* **EXERCISE TASK**
Determine how many lines carry the word "opacity". Output that number only.

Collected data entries
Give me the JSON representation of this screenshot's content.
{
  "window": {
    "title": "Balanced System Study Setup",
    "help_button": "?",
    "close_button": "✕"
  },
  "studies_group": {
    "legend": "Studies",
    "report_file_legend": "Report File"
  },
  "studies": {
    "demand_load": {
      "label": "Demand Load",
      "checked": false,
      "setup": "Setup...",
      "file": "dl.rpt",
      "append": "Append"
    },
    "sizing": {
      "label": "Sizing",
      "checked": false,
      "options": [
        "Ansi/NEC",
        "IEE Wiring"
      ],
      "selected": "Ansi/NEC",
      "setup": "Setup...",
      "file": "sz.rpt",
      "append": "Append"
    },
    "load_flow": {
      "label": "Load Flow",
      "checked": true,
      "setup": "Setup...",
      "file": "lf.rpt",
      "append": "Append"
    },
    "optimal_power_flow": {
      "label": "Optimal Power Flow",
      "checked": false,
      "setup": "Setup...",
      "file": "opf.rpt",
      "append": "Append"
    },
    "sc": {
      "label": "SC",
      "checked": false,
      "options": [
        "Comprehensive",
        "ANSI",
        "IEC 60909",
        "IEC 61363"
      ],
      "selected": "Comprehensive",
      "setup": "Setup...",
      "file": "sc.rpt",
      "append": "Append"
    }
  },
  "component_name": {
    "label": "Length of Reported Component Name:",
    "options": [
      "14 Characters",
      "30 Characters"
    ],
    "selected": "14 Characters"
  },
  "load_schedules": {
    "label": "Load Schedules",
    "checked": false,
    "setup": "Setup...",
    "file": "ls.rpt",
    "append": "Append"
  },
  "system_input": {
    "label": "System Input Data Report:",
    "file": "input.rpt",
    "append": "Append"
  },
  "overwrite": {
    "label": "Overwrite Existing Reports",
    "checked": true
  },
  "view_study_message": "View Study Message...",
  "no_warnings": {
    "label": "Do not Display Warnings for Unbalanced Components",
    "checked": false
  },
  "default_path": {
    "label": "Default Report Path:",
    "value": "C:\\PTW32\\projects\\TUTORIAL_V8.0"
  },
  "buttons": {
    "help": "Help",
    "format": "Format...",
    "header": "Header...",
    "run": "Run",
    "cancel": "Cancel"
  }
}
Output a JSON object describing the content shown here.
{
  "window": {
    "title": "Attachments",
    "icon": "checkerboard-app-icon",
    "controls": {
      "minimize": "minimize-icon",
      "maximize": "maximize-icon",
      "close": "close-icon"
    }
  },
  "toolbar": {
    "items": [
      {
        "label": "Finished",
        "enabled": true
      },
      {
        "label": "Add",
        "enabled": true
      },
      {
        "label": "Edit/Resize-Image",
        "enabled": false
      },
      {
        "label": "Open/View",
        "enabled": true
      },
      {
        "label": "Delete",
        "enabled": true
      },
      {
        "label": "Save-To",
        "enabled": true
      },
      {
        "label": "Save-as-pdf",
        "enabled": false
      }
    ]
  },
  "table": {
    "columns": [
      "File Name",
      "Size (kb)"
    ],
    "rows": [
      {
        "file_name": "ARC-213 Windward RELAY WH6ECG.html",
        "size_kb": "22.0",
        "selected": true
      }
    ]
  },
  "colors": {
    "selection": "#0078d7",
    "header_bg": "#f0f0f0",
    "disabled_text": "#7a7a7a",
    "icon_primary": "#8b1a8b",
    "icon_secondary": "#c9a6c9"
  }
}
==
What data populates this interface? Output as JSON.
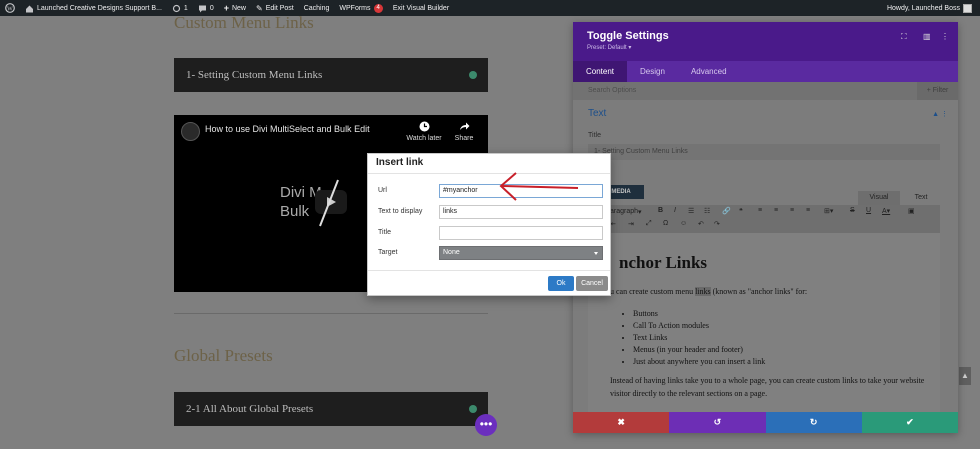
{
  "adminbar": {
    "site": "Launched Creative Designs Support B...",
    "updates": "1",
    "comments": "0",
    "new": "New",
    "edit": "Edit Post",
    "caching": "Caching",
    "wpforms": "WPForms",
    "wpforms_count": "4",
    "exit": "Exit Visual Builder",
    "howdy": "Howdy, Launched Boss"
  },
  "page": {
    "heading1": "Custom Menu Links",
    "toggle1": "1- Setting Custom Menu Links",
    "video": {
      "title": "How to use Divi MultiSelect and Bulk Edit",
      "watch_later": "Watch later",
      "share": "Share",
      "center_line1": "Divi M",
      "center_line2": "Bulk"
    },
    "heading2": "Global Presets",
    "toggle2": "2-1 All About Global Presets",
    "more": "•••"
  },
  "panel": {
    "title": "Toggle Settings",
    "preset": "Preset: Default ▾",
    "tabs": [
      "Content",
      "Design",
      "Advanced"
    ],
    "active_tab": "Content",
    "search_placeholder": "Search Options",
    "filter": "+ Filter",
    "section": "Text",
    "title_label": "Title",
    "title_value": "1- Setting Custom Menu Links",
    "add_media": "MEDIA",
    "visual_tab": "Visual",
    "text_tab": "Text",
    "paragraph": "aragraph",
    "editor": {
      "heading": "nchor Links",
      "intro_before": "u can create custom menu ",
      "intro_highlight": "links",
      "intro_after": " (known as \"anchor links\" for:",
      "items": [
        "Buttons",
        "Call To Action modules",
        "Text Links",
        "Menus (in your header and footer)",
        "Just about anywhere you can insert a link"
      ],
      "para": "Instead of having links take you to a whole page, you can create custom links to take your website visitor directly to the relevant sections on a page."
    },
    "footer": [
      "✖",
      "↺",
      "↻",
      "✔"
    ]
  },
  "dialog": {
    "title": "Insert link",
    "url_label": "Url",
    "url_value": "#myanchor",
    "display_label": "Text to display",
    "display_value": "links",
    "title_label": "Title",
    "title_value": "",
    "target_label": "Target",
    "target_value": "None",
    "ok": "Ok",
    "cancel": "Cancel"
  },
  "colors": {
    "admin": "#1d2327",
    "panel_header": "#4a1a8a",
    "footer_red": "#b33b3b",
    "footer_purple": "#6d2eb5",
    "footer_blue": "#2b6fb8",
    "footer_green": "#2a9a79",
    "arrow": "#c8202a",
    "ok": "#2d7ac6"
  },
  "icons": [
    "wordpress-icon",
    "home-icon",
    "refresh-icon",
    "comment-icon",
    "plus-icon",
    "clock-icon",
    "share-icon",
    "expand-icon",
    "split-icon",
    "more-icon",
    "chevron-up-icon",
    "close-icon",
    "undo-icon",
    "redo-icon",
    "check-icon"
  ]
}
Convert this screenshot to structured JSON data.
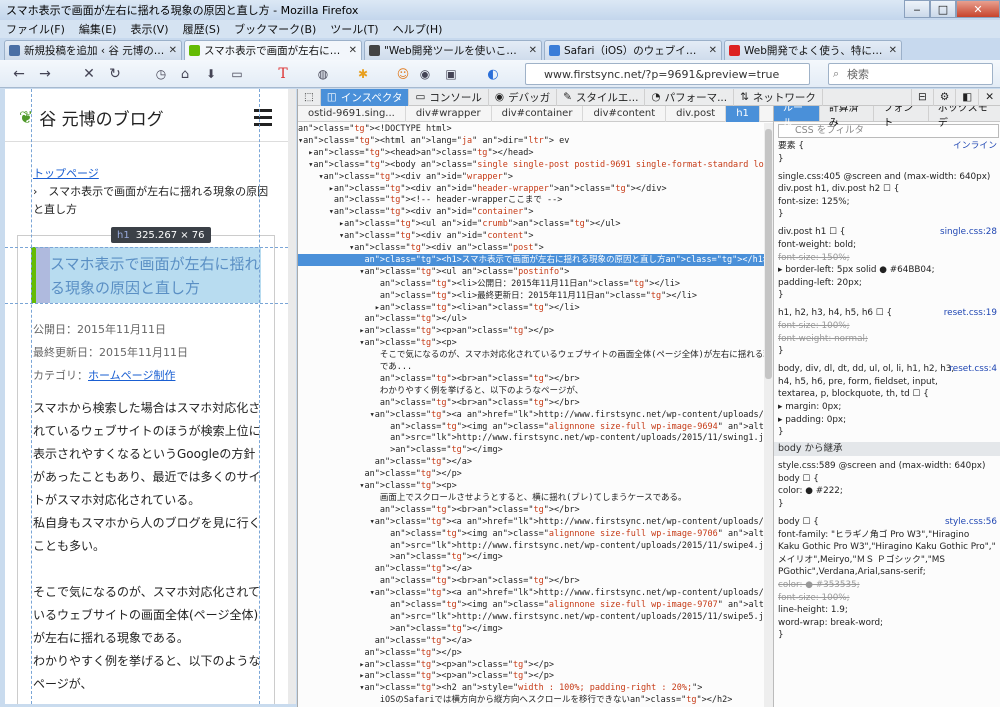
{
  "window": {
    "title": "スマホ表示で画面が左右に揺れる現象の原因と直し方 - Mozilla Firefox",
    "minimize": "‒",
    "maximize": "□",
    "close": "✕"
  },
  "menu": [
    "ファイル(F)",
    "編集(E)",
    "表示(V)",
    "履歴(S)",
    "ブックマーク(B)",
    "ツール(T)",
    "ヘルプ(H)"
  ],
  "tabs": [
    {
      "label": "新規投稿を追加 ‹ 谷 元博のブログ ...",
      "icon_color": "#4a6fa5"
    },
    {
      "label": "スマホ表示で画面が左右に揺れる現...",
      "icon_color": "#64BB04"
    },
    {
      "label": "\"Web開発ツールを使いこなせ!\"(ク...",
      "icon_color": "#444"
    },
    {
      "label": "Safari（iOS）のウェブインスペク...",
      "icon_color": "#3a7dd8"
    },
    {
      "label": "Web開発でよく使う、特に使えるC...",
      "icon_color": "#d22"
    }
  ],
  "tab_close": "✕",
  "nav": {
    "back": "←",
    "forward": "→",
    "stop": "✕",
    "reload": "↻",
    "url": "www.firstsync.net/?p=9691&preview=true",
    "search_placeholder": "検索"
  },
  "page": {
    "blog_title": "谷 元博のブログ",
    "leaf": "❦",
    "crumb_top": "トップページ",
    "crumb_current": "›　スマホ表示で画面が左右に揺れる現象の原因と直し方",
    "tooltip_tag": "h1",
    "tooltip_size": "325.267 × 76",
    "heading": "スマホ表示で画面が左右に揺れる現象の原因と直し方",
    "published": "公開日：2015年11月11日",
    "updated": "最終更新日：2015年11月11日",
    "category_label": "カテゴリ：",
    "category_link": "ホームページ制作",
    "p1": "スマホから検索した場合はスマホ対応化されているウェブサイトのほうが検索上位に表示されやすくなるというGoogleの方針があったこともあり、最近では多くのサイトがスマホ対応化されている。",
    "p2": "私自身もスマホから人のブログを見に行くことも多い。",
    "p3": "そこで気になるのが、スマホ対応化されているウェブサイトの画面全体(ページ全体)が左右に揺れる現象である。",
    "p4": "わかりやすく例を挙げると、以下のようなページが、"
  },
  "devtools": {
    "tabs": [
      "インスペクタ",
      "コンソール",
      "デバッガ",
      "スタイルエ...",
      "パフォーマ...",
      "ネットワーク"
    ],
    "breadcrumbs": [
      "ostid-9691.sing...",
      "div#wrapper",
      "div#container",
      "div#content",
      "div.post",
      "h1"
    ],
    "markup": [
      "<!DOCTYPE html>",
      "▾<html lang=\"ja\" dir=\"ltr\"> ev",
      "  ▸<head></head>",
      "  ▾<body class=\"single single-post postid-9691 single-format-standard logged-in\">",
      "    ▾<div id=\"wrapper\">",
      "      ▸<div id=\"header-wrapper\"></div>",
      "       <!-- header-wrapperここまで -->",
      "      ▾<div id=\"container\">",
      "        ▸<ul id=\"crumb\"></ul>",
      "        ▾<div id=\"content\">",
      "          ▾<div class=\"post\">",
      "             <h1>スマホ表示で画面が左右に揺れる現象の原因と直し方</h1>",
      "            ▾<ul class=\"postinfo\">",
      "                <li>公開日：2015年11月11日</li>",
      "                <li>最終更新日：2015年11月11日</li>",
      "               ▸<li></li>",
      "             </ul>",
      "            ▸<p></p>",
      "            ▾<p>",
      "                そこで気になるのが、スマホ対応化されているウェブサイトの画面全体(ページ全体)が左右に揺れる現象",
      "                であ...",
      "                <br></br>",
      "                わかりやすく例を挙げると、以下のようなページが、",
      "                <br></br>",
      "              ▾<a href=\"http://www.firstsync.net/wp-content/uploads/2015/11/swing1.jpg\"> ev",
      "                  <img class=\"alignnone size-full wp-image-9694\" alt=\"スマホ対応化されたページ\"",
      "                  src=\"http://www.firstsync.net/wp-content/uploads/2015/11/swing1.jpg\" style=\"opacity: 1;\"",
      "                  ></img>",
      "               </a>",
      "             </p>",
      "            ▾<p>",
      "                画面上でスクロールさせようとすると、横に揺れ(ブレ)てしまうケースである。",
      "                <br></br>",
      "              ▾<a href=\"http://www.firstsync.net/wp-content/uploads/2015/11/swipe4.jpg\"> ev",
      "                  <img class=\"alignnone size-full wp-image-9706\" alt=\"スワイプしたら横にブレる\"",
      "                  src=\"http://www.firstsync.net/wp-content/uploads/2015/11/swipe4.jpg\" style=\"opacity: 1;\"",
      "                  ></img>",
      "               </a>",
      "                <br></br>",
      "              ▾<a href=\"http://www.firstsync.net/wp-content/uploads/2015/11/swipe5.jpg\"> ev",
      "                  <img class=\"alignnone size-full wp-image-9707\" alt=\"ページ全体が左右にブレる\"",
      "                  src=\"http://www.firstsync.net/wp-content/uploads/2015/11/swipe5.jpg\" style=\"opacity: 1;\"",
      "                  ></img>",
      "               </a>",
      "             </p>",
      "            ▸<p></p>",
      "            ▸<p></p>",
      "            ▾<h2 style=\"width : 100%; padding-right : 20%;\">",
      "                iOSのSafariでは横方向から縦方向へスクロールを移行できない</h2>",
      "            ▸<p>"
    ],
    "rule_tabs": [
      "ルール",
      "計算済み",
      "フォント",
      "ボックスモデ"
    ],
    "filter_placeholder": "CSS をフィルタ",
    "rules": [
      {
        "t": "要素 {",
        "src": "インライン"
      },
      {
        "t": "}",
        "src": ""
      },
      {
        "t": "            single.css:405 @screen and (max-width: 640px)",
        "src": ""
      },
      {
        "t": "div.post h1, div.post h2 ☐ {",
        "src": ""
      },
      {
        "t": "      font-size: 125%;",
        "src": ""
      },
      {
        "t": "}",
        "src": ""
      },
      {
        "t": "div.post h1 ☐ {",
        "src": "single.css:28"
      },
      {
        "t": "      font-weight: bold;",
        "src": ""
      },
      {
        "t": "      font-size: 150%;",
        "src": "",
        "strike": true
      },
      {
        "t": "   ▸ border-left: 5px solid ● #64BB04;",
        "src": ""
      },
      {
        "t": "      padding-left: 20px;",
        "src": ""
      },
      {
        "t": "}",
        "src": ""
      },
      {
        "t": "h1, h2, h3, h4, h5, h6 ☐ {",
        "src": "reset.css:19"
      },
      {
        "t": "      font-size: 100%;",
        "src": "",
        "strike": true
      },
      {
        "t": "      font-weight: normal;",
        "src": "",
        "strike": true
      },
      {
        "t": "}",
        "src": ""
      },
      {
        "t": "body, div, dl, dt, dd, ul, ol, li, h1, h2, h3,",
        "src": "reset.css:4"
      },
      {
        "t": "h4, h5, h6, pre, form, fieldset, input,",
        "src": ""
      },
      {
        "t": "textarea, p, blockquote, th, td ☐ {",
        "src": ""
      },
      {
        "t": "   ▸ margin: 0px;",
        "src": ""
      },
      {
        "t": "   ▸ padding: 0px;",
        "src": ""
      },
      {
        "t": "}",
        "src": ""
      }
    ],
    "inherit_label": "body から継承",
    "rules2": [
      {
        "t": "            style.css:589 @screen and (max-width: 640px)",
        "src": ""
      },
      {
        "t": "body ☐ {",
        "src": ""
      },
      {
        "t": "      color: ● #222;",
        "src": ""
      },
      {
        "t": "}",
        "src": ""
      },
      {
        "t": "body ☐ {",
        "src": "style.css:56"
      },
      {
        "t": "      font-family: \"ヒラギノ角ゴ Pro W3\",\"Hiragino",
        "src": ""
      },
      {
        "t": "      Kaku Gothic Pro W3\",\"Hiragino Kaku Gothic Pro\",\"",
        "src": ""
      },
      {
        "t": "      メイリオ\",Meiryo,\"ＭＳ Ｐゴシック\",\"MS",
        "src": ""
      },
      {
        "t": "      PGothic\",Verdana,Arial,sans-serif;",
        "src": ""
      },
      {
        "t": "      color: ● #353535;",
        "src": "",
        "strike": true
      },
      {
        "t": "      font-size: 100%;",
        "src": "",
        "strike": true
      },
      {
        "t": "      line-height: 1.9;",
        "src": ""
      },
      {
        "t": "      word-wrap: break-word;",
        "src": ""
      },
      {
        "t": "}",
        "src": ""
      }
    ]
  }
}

* **SOLUTION FOR THIS PROBLEM**
3